-- Task details --
Every record below should be transcribed exactly. Omit the images.

-- Given entries --
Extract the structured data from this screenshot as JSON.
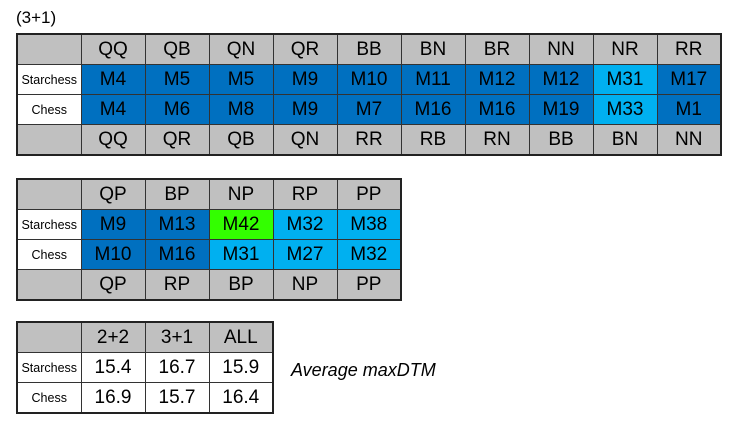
{
  "caption": "(3+1)",
  "tables": [
    {
      "header": [
        "QQ",
        "QB",
        "QN",
        "QR",
        "BB",
        "BN",
        "BR",
        "NN",
        "NR",
        "RR"
      ],
      "rows": [
        {
          "label": "Starchess",
          "cells": [
            "M4",
            "M5",
            "M5",
            "M9",
            "M10",
            "M11",
            "M12",
            "M12",
            "M31",
            "M17"
          ],
          "colors": [
            "#0070c0",
            "#0070c0",
            "#0070c0",
            "#0070c0",
            "#0070c0",
            "#0070c0",
            "#0070c0",
            "#0070c0",
            "#00b0f0",
            "#0070c0"
          ]
        },
        {
          "label": "Chess",
          "cells": [
            "M4",
            "M6",
            "M8",
            "M9",
            "M7",
            "M16",
            "M16",
            "M19",
            "M33",
            "M1"
          ],
          "colors": [
            "#0070c0",
            "#0070c0",
            "#0070c0",
            "#0070c0",
            "#0070c0",
            "#0070c0",
            "#0070c0",
            "#0070c0",
            "#00b0f0",
            "#0070c0"
          ]
        }
      ],
      "footer": [
        "QQ",
        "QR",
        "QB",
        "QN",
        "RR",
        "RB",
        "RN",
        "BB",
        "BN",
        "NN"
      ]
    },
    {
      "header": [
        "QP",
        "BP",
        "NP",
        "RP",
        "PP"
      ],
      "rows": [
        {
          "label": "Starchess",
          "cells": [
            "M9",
            "M13",
            "M42",
            "M32",
            "M38"
          ],
          "colors": [
            "#0070c0",
            "#0070c0",
            "#33ff00",
            "#00b0f0",
            "#00b0f0"
          ]
        },
        {
          "label": "Chess",
          "cells": [
            "M10",
            "M16",
            "M31",
            "M27",
            "M32"
          ],
          "colors": [
            "#0070c0",
            "#0070c0",
            "#00b0f0",
            "#00b0f0",
            "#00b0f0"
          ]
        }
      ],
      "footer": [
        "QP",
        "RP",
        "BP",
        "NP",
        "PP"
      ]
    },
    {
      "header": [
        "2+2",
        "3+1",
        "ALL"
      ],
      "rows": [
        {
          "label": "Starchess",
          "cells": [
            15.4,
            16.7,
            15.9
          ]
        },
        {
          "label": "Chess",
          "cells": [
            16.9,
            15.7,
            16.4
          ]
        }
      ]
    }
  ],
  "note": "Average maxDTM"
}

-- Output of the task --
Extract the structured data from this screenshot as JSON.
{
  "caption": "(3+1)",
  "tables": [
    {
      "header": [
        "QQ",
        "QB",
        "QN",
        "QR",
        "BB",
        "BN",
        "BR",
        "NN",
        "NR",
        "RR"
      ],
      "rows": [
        {
          "label": "Starchess",
          "cells": [
            "M4",
            "M5",
            "M5",
            "M9",
            "M10",
            "M11",
            "M12",
            "M12",
            "M31",
            "M17"
          ],
          "colors": [
            "#0070c0",
            "#0070c0",
            "#0070c0",
            "#0070c0",
            "#0070c0",
            "#0070c0",
            "#0070c0",
            "#0070c0",
            "#00b0f0",
            "#0070c0"
          ]
        },
        {
          "label": "Chess",
          "cells": [
            "M4",
            "M6",
            "M8",
            "M9",
            "M7",
            "M16",
            "M16",
            "M19",
            "M33",
            "M1"
          ],
          "colors": [
            "#0070c0",
            "#0070c0",
            "#0070c0",
            "#0070c0",
            "#0070c0",
            "#0070c0",
            "#0070c0",
            "#0070c0",
            "#00b0f0",
            "#0070c0"
          ]
        }
      ],
      "footer": [
        "QQ",
        "QR",
        "QB",
        "QN",
        "RR",
        "RB",
        "RN",
        "BB",
        "BN",
        "NN"
      ]
    },
    {
      "header": [
        "QP",
        "BP",
        "NP",
        "RP",
        "PP"
      ],
      "rows": [
        {
          "label": "Starchess",
          "cells": [
            "M9",
            "M13",
            "M42",
            "M32",
            "M38"
          ],
          "colors": [
            "#0070c0",
            "#0070c0",
            "#33ff00",
            "#00b0f0",
            "#00b0f0"
          ]
        },
        {
          "label": "Chess",
          "cells": [
            "M10",
            "M16",
            "M31",
            "M27",
            "M32"
          ],
          "colors": [
            "#0070c0",
            "#0070c0",
            "#00b0f0",
            "#00b0f0",
            "#00b0f0"
          ]
        }
      ],
      "footer": [
        "QP",
        "RP",
        "BP",
        "NP",
        "PP"
      ]
    },
    {
      "header": [
        "2+2",
        "3+1",
        "ALL"
      ],
      "rows": [
        {
          "label": "Starchess",
          "cells": [
            15.4,
            16.7,
            15.9
          ]
        },
        {
          "label": "Chess",
          "cells": [
            16.9,
            15.7,
            16.4
          ]
        }
      ]
    }
  ],
  "note": "Average maxDTM"
}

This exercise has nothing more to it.